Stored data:
──────
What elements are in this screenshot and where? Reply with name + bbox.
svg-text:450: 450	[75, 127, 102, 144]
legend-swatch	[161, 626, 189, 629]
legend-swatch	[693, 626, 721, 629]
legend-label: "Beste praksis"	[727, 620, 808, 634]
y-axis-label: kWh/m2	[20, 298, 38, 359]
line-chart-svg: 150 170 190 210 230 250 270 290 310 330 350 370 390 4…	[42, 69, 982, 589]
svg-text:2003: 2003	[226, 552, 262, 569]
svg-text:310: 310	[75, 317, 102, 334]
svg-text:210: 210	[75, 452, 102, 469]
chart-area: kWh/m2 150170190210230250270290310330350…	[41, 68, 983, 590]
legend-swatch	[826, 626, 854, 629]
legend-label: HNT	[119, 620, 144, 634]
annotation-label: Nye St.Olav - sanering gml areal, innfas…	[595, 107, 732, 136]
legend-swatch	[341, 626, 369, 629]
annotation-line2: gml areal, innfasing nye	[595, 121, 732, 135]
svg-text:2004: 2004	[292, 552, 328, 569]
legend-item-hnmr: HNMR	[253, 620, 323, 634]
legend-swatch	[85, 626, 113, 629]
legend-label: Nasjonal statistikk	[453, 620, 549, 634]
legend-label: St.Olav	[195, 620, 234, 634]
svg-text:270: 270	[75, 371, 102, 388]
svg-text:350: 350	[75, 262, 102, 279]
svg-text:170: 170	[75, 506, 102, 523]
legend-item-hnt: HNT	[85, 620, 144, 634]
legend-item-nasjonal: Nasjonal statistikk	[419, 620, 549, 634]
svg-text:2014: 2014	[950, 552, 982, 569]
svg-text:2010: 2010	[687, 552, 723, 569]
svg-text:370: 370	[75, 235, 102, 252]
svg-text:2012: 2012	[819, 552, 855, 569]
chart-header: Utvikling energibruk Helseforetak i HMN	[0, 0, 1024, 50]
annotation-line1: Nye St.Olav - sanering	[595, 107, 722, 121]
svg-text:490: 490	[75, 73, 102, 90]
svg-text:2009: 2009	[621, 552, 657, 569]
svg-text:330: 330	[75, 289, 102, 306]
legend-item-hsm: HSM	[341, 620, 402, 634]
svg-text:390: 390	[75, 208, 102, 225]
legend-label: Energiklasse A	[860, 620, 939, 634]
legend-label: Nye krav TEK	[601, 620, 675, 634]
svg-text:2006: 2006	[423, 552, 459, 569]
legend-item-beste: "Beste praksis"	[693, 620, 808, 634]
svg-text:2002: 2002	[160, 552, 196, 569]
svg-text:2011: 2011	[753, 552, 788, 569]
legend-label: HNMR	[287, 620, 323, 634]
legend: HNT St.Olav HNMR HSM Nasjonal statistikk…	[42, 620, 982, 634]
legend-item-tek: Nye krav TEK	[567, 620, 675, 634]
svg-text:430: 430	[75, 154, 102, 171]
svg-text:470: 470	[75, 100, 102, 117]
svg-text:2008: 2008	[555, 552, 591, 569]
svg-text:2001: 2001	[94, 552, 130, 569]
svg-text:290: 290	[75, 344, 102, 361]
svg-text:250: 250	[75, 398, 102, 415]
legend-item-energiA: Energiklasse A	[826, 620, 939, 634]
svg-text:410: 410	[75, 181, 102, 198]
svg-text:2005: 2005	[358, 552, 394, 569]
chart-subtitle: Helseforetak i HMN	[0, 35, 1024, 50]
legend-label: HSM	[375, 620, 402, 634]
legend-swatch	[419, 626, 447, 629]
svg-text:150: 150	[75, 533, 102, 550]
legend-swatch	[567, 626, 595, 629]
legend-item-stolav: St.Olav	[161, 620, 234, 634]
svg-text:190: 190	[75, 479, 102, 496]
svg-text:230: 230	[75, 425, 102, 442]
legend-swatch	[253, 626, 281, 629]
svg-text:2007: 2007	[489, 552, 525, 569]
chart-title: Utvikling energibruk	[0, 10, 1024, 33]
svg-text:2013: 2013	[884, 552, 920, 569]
──────
Goal. Change every "legend-swatch" in the material to "legend-marker", then write out all of the lines again with nothing else altered.

Complete answer.
What elements are in this screenshot and where? Reply with name + bbox.
svg-text:450: 450	[75, 127, 102, 144]
legend-marker	[161, 626, 189, 629]
legend-marker	[693, 626, 721, 629]
legend-label: "Beste praksis"	[727, 620, 808, 634]
y-axis-label: kWh/m2	[20, 298, 38, 359]
line-chart-svg: 150 170 190 210 230 250 270 290 310 330 350 370 390 4…	[42, 69, 982, 589]
svg-text:2003: 2003	[226, 552, 262, 569]
svg-text:310: 310	[75, 317, 102, 334]
svg-text:210: 210	[75, 452, 102, 469]
chart-area: kWh/m2 150170190210230250270290310330350…	[41, 68, 983, 590]
legend-marker	[826, 626, 854, 629]
legend-label: HNT	[119, 620, 144, 634]
annotation-label: Nye St.Olav - sanering gml areal, innfas…	[595, 107, 732, 136]
legend-marker	[341, 626, 369, 629]
annotation-line2: gml areal, innfasing nye	[595, 121, 732, 135]
svg-text:2004: 2004	[292, 552, 328, 569]
legend-item-hnmr: HNMR	[253, 620, 323, 634]
legend-marker	[85, 626, 113, 629]
legend-label: Nasjonal statistikk	[453, 620, 549, 634]
legend-label: St.Olav	[195, 620, 234, 634]
svg-text:270: 270	[75, 371, 102, 388]
svg-text:350: 350	[75, 262, 102, 279]
svg-text:170: 170	[75, 506, 102, 523]
legend-item-hnt: HNT	[85, 620, 144, 634]
legend-item-nasjonal: Nasjonal statistikk	[419, 620, 549, 634]
svg-text:2014: 2014	[950, 552, 982, 569]
svg-text:2010: 2010	[687, 552, 723, 569]
svg-text:370: 370	[75, 235, 102, 252]
svg-text:2012: 2012	[819, 552, 855, 569]
chart-header: Utvikling energibruk Helseforetak i HMN	[0, 0, 1024, 50]
annotation-line1: Nye St.Olav - sanering	[595, 107, 722, 121]
svg-text:490: 490	[75, 73, 102, 90]
svg-text:2009: 2009	[621, 552, 657, 569]
svg-text:330: 330	[75, 289, 102, 306]
legend-item-hsm: HSM	[341, 620, 402, 634]
svg-text:390: 390	[75, 208, 102, 225]
legend-label: Energiklasse A	[860, 620, 939, 634]
legend-label: Nye krav TEK	[601, 620, 675, 634]
svg-text:2006: 2006	[423, 552, 459, 569]
legend-item-beste: "Beste praksis"	[693, 620, 808, 634]
svg-text:2002: 2002	[160, 552, 196, 569]
svg-text:2011: 2011	[753, 552, 788, 569]
legend-label: HNMR	[287, 620, 323, 634]
legend: HNT St.Olav HNMR HSM Nasjonal statistikk…	[42, 620, 982, 634]
legend-item-tek: Nye krav TEK	[567, 620, 675, 634]
svg-text:430: 430	[75, 154, 102, 171]
svg-text:470: 470	[75, 100, 102, 117]
svg-text:2008: 2008	[555, 552, 591, 569]
svg-text:2001: 2001	[94, 552, 130, 569]
svg-text:290: 290	[75, 344, 102, 361]
svg-text:250: 250	[75, 398, 102, 415]
legend-item-energiA: Energiklasse A	[826, 620, 939, 634]
svg-text:410: 410	[75, 181, 102, 198]
svg-text:2005: 2005	[358, 552, 394, 569]
chart-subtitle: Helseforetak i HMN	[0, 35, 1024, 50]
legend-label: HSM	[375, 620, 402, 634]
legend-marker	[419, 626, 447, 629]
svg-text:150: 150	[75, 533, 102, 550]
legend-marker	[567, 626, 595, 629]
legend-item-stolav: St.Olav	[161, 620, 234, 634]
svg-text:190: 190	[75, 479, 102, 496]
svg-text:230: 230	[75, 425, 102, 442]
legend-marker	[253, 626, 281, 629]
svg-text:2007: 2007	[489, 552, 525, 569]
chart-title: Utvikling energibruk	[0, 10, 1024, 33]
svg-text:2013: 2013	[884, 552, 920, 569]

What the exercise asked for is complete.